**What you need to do**
Pick out the lines below that include the string "Solar".

-- Start of Stored records --

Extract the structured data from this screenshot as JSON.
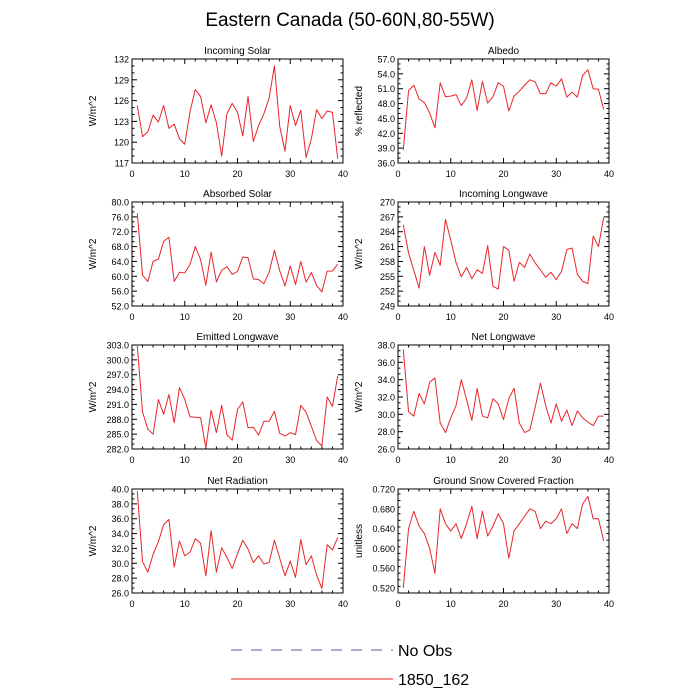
{
  "title": "Eastern Canada (50-60N,80-55W)",
  "legend": {
    "items": [
      {
        "label": "No Obs",
        "color": "#5a5aa0",
        "dashed": true
      },
      {
        "label": "1850_162",
        "color": "#e8252a",
        "dashed": false
      }
    ]
  },
  "chart_data": [
    {
      "type": "line",
      "title": "Incoming Solar",
      "ylabel": "W/m^2",
      "xlim": [
        0,
        40
      ],
      "ylim": [
        117,
        132
      ],
      "xticks": [
        "0",
        "10",
        "20",
        "30",
        "40"
      ],
      "yticks": [
        "117",
        "120",
        "123",
        "126",
        "129",
        "132"
      ],
      "x": [
        1,
        2,
        3,
        4,
        5,
        6,
        7,
        8,
        9,
        10,
        11,
        12,
        13,
        14,
        15,
        16,
        17,
        18,
        19,
        20,
        21,
        22,
        23,
        24,
        25,
        26,
        27,
        28,
        29,
        30,
        31,
        32,
        33,
        34,
        35,
        36,
        37,
        38,
        39
      ],
      "series": [
        {
          "name": "1850_162",
          "values": [
            125.3,
            120.8,
            121.5,
            123.9,
            122.9,
            125.3,
            122.0,
            122.6,
            120.5,
            119.7,
            124.4,
            127.6,
            126.6,
            122.8,
            125.4,
            122.8,
            118.0,
            124.1,
            125.6,
            124.3,
            120.9,
            126.6,
            120.1,
            122.4,
            124.1,
            126.4,
            131.0,
            122.3,
            118.7,
            125.3,
            122.4,
            124.6,
            117.8,
            120.5,
            124.7,
            123.4,
            124.5,
            124.3,
            117.6
          ]
        }
      ]
    },
    {
      "type": "line",
      "title": "Albedo",
      "ylabel": "% reflected",
      "xlim": [
        0,
        40
      ],
      "ylim": [
        36,
        57
      ],
      "xticks": [
        "0",
        "10",
        "20",
        "30",
        "40"
      ],
      "yticks": [
        "36.0",
        "39.0",
        "42.0",
        "45.0",
        "48.0",
        "51.0",
        "54.0",
        "57.0"
      ],
      "x": [
        1,
        2,
        3,
        4,
        5,
        6,
        7,
        8,
        9,
        10,
        11,
        12,
        13,
        14,
        15,
        16,
        17,
        18,
        19,
        20,
        21,
        22,
        23,
        24,
        25,
        26,
        27,
        28,
        29,
        30,
        31,
        32,
        33,
        34,
        35,
        36,
        37,
        38,
        39
      ],
      "series": [
        {
          "name": "1850_162",
          "values": [
            38.6,
            50.6,
            51.7,
            48.9,
            48.2,
            46.1,
            43.1,
            52.2,
            49.4,
            49.5,
            49.8,
            47.6,
            49.1,
            52.8,
            46.6,
            52.5,
            48.1,
            49.4,
            52.2,
            51.5,
            46.5,
            49.5,
            50.5,
            51.7,
            52.8,
            52.4,
            50.0,
            50.0,
            52.2,
            51.5,
            53.0,
            49.3,
            50.3,
            49.3,
            53.7,
            54.8,
            51.0,
            50.9,
            46.8
          ]
        }
      ]
    },
    {
      "type": "line",
      "title": "Absorbed Solar",
      "ylabel": "W/m^2",
      "xlim": [
        0,
        40
      ],
      "ylim": [
        52,
        80
      ],
      "xticks": [
        "0",
        "10",
        "20",
        "30",
        "40"
      ],
      "yticks": [
        "52.0",
        "56.0",
        "60.0",
        "64.0",
        "68.0",
        "72.0",
        "76.0",
        "80.0"
      ],
      "x": [
        1,
        2,
        3,
        4,
        5,
        6,
        7,
        8,
        9,
        10,
        11,
        12,
        13,
        14,
        15,
        16,
        17,
        18,
        19,
        20,
        21,
        22,
        23,
        24,
        25,
        26,
        27,
        28,
        29,
        30,
        31,
        32,
        33,
        34,
        35,
        36,
        37,
        38,
        39
      ],
      "series": [
        {
          "name": "1850_162",
          "values": [
            77.0,
            60.3,
            58.6,
            64.0,
            64.6,
            69.4,
            70.5,
            58.6,
            61.1,
            60.9,
            63.2,
            68.0,
            64.5,
            57.6,
            66.5,
            58.5,
            61.6,
            62.6,
            60.5,
            61.3,
            65.2,
            65.0,
            59.3,
            59.1,
            58.0,
            61.1,
            67.0,
            61.5,
            57.4,
            62.8,
            57.8,
            64.0,
            58.4,
            61.0,
            57.5,
            55.8,
            61.4,
            61.4,
            63.3
          ]
        }
      ]
    },
    {
      "type": "line",
      "title": "Incoming Longwave",
      "ylabel": "W/m^2",
      "xlim": [
        0,
        40
      ],
      "ylim": [
        249,
        270
      ],
      "xticks": [
        "0",
        "10",
        "20",
        "30",
        "40"
      ],
      "yticks": [
        "249",
        "252",
        "255",
        "258",
        "261",
        "264",
        "267",
        "270"
      ],
      "x": [
        1,
        2,
        3,
        4,
        5,
        6,
        7,
        8,
        9,
        10,
        11,
        12,
        13,
        14,
        15,
        16,
        17,
        18,
        19,
        20,
        21,
        22,
        23,
        24,
        25,
        26,
        27,
        28,
        29,
        30,
        31,
        32,
        33,
        34,
        35,
        36,
        37,
        38,
        39
      ],
      "series": [
        {
          "name": "1850_162",
          "values": [
            265.4,
            259.7,
            256.2,
            252.6,
            261.0,
            255.2,
            259.8,
            257.2,
            266.5,
            262.3,
            257.8,
            254.9,
            256.8,
            254.5,
            256.3,
            255.6,
            261.2,
            253.0,
            252.4,
            261.0,
            260.3,
            254.0,
            257.8,
            256.8,
            259.5,
            257.7,
            256.3,
            254.8,
            255.8,
            254.3,
            256.0,
            260.4,
            260.7,
            255.4,
            254.0,
            253.5,
            263.1,
            261.0,
            266.9
          ]
        }
      ]
    },
    {
      "type": "line",
      "title": "Emitted Longwave",
      "ylabel": "W/m^2",
      "xlim": [
        0,
        40
      ],
      "ylim": [
        282,
        303
      ],
      "xticks": [
        "0",
        "10",
        "20",
        "30",
        "40"
      ],
      "yticks": [
        "282.0",
        "285.0",
        "288.0",
        "291.0",
        "294.0",
        "297.0",
        "300.0",
        "303.0"
      ],
      "x": [
        1,
        2,
        3,
        4,
        5,
        6,
        7,
        8,
        9,
        10,
        11,
        12,
        13,
        14,
        15,
        16,
        17,
        18,
        19,
        20,
        21,
        22,
        23,
        24,
        25,
        26,
        27,
        28,
        29,
        30,
        31,
        32,
        33,
        34,
        35,
        36,
        37,
        38,
        39
      ],
      "series": [
        {
          "name": "1850_162",
          "values": [
            302.8,
            289.5,
            286.0,
            285.0,
            292.0,
            289.0,
            293.0,
            287.3,
            294.4,
            292.0,
            288.5,
            288.4,
            288.3,
            282.3,
            289.8,
            285.3,
            290.8,
            284.9,
            283.8,
            290.0,
            291.5,
            286.3,
            286.4,
            284.8,
            287.6,
            287.6,
            289.6,
            285.2,
            284.6,
            285.3,
            284.9,
            290.8,
            289.4,
            286.6,
            283.7,
            282.6,
            292.5,
            290.6,
            296.8
          ]
        }
      ]
    },
    {
      "type": "line",
      "title": "Net Longwave",
      "ylabel": "W/m^2",
      "xlim": [
        0,
        40
      ],
      "ylim": [
        26,
        38
      ],
      "xticks": [
        "0",
        "10",
        "20",
        "30",
        "40"
      ],
      "yticks": [
        "26.0",
        "28.0",
        "30.0",
        "32.0",
        "34.0",
        "36.0",
        "38.0"
      ],
      "x": [
        1,
        2,
        3,
        4,
        5,
        6,
        7,
        8,
        9,
        10,
        11,
        12,
        13,
        14,
        15,
        16,
        17,
        18,
        19,
        20,
        21,
        22,
        23,
        24,
        25,
        26,
        27,
        28,
        29,
        30,
        31,
        32,
        33,
        34,
        35,
        36,
        37,
        38,
        39
      ],
      "series": [
        {
          "name": "1850_162",
          "values": [
            37.5,
            30.3,
            29.8,
            32.4,
            31.2,
            33.7,
            34.2,
            29.0,
            27.9,
            29.6,
            31.0,
            34.0,
            31.7,
            29.3,
            33.0,
            29.8,
            29.6,
            31.8,
            31.2,
            29.4,
            31.8,
            33.0,
            29.0,
            27.9,
            28.2,
            30.8,
            33.6,
            31.0,
            29.0,
            31.2,
            29.2,
            30.5,
            28.7,
            30.4,
            29.6,
            29.1,
            28.7,
            29.8,
            29.8
          ]
        }
      ]
    },
    {
      "type": "line",
      "title": "Net Radiation",
      "ylabel": "W/m^2",
      "xlim": [
        0,
        40
      ],
      "ylim": [
        26,
        40
      ],
      "xticks": [
        "0",
        "10",
        "20",
        "30",
        "40"
      ],
      "yticks": [
        "26.0",
        "28.0",
        "30.0",
        "32.0",
        "34.0",
        "36.0",
        "38.0",
        "40.0"
      ],
      "x": [
        1,
        2,
        3,
        4,
        5,
        6,
        7,
        8,
        9,
        10,
        11,
        12,
        13,
        14,
        15,
        16,
        17,
        18,
        19,
        20,
        21,
        22,
        23,
        24,
        25,
        26,
        27,
        28,
        29,
        30,
        31,
        32,
        33,
        34,
        35,
        36,
        37,
        38,
        39
      ],
      "series": [
        {
          "name": "1850_162",
          "values": [
            39.7,
            30.2,
            28.8,
            31.2,
            32.9,
            35.2,
            35.9,
            29.5,
            33.0,
            31.0,
            31.5,
            33.3,
            32.7,
            28.3,
            34.4,
            28.8,
            32.1,
            30.8,
            29.3,
            31.3,
            33.1,
            31.9,
            30.1,
            31.0,
            29.9,
            30.1,
            33.1,
            30.7,
            28.3,
            30.3,
            28.1,
            33.2,
            29.8,
            31.0,
            28.4,
            26.6,
            32.5,
            31.8,
            33.5
          ]
        }
      ]
    },
    {
      "type": "line",
      "title": "Ground Snow Covered Fraction",
      "ylabel": "unitless",
      "xlim": [
        0,
        40
      ],
      "ylim": [
        0.51,
        0.72
      ],
      "xticks": [
        "0",
        "10",
        "20",
        "30",
        "40"
      ],
      "yticks": [
        "0.520",
        "0.560",
        "0.600",
        "0.640",
        "0.680",
        "0.720"
      ],
      "x": [
        1,
        2,
        3,
        4,
        5,
        6,
        7,
        8,
        9,
        10,
        11,
        12,
        13,
        14,
        15,
        16,
        17,
        18,
        19,
        20,
        21,
        22,
        23,
        24,
        25,
        26,
        27,
        28,
        29,
        30,
        31,
        32,
        33,
        34,
        35,
        36,
        37,
        38,
        39
      ],
      "series": [
        {
          "name": "1850_162",
          "values": [
            0.52,
            0.64,
            0.675,
            0.645,
            0.63,
            0.6,
            0.55,
            0.68,
            0.65,
            0.635,
            0.65,
            0.62,
            0.65,
            0.685,
            0.62,
            0.675,
            0.625,
            0.645,
            0.67,
            0.65,
            0.58,
            0.635,
            0.65,
            0.665,
            0.68,
            0.675,
            0.64,
            0.655,
            0.65,
            0.66,
            0.68,
            0.63,
            0.65,
            0.64,
            0.69,
            0.705,
            0.66,
            0.66,
            0.615
          ]
        }
      ]
    }
  ]
}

-- End of Stored records --

**Output for this exercise**
      "title": "Incoming Solar",
      "title": "Absorbed Solar",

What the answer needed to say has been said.